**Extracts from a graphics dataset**
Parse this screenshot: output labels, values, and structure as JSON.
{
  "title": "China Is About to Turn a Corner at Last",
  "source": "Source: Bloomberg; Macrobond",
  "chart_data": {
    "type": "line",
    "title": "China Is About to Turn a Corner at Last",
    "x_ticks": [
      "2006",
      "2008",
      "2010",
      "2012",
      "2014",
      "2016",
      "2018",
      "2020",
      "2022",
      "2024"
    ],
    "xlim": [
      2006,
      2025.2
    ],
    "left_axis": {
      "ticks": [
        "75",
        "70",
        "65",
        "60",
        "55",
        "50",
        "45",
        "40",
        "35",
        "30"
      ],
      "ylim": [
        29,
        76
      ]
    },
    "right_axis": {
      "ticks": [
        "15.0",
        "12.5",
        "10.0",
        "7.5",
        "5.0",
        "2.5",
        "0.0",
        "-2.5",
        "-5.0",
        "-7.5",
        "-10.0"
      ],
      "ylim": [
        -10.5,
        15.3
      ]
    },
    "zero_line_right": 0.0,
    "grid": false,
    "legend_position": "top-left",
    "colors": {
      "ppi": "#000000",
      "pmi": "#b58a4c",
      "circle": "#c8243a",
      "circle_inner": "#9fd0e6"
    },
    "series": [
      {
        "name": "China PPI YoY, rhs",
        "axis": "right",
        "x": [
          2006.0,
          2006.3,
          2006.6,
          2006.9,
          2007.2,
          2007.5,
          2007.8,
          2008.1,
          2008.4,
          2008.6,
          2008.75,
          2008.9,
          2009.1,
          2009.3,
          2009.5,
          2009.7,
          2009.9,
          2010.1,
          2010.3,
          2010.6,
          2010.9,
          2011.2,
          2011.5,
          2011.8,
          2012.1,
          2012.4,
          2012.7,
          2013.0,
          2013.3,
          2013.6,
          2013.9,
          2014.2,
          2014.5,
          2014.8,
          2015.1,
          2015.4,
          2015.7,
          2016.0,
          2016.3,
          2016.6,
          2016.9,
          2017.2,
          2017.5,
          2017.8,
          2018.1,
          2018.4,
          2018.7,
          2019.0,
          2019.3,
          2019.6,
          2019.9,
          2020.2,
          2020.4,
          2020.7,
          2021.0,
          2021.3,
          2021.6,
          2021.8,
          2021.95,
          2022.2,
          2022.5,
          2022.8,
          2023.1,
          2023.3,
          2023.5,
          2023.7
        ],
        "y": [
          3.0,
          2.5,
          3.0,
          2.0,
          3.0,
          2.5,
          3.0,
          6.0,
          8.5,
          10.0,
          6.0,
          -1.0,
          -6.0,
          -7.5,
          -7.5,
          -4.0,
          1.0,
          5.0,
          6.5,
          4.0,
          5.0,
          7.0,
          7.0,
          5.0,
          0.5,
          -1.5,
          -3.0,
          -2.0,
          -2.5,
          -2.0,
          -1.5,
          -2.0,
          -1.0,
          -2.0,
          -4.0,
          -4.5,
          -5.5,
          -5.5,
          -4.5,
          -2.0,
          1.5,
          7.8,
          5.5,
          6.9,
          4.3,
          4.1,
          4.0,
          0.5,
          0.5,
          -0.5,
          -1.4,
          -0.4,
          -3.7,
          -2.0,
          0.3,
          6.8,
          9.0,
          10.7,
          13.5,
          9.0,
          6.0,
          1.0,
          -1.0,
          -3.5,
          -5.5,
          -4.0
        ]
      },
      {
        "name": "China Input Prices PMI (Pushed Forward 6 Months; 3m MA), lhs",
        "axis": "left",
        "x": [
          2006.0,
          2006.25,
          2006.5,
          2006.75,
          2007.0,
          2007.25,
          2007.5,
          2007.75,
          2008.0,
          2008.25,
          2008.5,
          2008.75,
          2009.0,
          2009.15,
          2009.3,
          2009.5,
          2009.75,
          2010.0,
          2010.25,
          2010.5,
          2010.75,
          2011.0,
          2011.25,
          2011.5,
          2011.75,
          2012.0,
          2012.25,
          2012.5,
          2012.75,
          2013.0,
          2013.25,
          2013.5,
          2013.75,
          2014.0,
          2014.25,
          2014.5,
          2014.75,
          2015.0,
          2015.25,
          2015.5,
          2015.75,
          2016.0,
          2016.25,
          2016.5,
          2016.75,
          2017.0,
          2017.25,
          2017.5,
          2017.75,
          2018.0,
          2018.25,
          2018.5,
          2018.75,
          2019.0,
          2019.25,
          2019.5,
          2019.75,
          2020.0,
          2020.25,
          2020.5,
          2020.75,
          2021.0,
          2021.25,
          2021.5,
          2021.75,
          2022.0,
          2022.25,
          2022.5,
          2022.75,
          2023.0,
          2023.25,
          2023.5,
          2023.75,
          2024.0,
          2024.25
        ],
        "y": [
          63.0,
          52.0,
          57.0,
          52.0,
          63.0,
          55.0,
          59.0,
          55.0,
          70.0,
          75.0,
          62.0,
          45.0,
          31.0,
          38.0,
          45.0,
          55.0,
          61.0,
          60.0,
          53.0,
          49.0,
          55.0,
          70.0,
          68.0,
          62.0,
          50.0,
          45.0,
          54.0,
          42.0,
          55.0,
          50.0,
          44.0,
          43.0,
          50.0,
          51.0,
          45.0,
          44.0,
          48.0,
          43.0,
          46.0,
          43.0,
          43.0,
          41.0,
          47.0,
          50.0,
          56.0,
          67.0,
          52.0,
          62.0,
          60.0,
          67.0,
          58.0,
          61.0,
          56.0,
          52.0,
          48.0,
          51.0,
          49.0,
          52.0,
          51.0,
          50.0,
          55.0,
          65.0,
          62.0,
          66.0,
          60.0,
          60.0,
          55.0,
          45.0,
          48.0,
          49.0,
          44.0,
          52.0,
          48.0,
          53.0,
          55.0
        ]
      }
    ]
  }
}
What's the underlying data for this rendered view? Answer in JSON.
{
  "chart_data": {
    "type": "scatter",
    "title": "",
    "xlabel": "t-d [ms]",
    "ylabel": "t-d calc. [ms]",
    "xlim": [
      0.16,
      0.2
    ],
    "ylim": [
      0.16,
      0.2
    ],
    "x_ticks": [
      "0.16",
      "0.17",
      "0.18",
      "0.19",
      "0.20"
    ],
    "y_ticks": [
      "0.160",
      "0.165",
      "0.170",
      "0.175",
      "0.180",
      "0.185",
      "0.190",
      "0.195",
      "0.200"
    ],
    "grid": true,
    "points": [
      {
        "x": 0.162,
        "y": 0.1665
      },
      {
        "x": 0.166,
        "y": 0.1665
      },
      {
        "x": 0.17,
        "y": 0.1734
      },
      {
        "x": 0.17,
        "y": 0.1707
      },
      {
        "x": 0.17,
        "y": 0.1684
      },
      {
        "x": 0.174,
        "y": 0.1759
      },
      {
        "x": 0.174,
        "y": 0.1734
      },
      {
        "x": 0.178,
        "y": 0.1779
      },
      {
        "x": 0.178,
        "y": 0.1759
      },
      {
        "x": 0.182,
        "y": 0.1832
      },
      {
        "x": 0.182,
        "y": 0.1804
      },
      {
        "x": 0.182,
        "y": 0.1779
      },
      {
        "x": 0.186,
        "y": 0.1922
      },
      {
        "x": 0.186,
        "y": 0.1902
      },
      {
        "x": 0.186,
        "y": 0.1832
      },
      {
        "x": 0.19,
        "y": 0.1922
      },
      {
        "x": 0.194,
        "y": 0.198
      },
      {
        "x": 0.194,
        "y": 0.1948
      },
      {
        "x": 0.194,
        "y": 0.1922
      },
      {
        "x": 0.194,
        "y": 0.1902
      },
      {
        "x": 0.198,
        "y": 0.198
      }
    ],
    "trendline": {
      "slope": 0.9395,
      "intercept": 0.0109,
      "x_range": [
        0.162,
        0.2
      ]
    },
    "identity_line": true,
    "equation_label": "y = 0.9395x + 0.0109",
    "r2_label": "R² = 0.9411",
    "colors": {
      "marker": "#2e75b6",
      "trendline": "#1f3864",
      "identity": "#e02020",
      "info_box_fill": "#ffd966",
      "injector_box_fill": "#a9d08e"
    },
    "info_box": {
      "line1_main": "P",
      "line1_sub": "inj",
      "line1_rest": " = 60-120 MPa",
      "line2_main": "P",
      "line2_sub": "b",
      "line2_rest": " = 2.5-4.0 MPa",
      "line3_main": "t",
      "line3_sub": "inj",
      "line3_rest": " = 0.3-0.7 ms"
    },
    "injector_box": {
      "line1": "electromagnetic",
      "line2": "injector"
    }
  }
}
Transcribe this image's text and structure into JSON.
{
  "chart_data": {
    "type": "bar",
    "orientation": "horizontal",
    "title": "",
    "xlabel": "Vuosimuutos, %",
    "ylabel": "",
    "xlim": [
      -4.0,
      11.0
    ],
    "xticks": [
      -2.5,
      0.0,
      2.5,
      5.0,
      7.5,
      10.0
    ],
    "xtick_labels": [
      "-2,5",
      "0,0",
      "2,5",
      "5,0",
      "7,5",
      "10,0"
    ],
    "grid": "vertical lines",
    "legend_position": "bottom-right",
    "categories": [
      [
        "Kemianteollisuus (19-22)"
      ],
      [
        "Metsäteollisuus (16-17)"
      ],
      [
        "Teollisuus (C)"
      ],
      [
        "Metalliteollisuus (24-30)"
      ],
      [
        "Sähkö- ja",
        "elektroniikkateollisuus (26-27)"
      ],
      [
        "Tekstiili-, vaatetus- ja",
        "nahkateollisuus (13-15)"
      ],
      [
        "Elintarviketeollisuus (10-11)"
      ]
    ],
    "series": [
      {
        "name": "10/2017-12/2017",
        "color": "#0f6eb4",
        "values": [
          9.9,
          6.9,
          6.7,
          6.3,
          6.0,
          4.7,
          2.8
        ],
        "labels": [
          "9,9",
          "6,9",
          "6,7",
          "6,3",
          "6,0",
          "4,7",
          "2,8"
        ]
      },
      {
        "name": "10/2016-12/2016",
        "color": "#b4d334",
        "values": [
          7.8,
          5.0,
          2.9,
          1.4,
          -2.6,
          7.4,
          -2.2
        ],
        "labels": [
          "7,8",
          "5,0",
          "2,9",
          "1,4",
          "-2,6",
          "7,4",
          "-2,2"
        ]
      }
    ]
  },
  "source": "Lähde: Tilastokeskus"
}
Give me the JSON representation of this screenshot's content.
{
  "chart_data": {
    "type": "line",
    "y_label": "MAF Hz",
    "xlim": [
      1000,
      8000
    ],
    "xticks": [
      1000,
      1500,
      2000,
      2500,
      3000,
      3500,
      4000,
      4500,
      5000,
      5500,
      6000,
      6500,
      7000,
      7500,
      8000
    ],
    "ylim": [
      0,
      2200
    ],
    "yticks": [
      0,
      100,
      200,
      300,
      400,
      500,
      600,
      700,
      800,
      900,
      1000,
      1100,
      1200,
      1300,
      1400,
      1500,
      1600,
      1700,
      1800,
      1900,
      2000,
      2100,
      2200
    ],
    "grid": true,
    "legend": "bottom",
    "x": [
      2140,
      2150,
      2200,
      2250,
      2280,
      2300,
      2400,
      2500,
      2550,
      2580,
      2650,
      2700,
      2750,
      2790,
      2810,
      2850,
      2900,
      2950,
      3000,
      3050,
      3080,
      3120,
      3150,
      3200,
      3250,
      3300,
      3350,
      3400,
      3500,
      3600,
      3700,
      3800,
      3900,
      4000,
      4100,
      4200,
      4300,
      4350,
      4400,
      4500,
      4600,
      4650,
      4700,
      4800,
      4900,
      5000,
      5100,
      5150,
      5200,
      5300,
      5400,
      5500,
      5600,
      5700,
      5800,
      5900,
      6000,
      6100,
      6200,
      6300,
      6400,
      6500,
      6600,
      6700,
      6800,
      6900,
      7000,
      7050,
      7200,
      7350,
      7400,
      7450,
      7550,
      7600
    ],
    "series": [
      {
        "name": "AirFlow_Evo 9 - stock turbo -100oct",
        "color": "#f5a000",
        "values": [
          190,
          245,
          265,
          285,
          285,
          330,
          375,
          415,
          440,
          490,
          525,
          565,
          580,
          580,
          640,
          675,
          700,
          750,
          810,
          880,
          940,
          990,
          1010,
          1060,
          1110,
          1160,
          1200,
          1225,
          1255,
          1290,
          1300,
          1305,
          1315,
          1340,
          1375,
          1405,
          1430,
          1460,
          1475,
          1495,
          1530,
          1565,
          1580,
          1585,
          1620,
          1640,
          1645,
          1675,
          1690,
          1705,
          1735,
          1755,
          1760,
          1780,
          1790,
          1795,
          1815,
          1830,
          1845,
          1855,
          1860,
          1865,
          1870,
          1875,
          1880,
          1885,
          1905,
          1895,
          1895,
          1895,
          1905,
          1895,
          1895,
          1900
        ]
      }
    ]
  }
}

**Objective**
Choose all lines containing the string "bottom" and copy them out.

**Solution for this exercise**
    "legend_position": "bottom-right",
    "legend": "bottom",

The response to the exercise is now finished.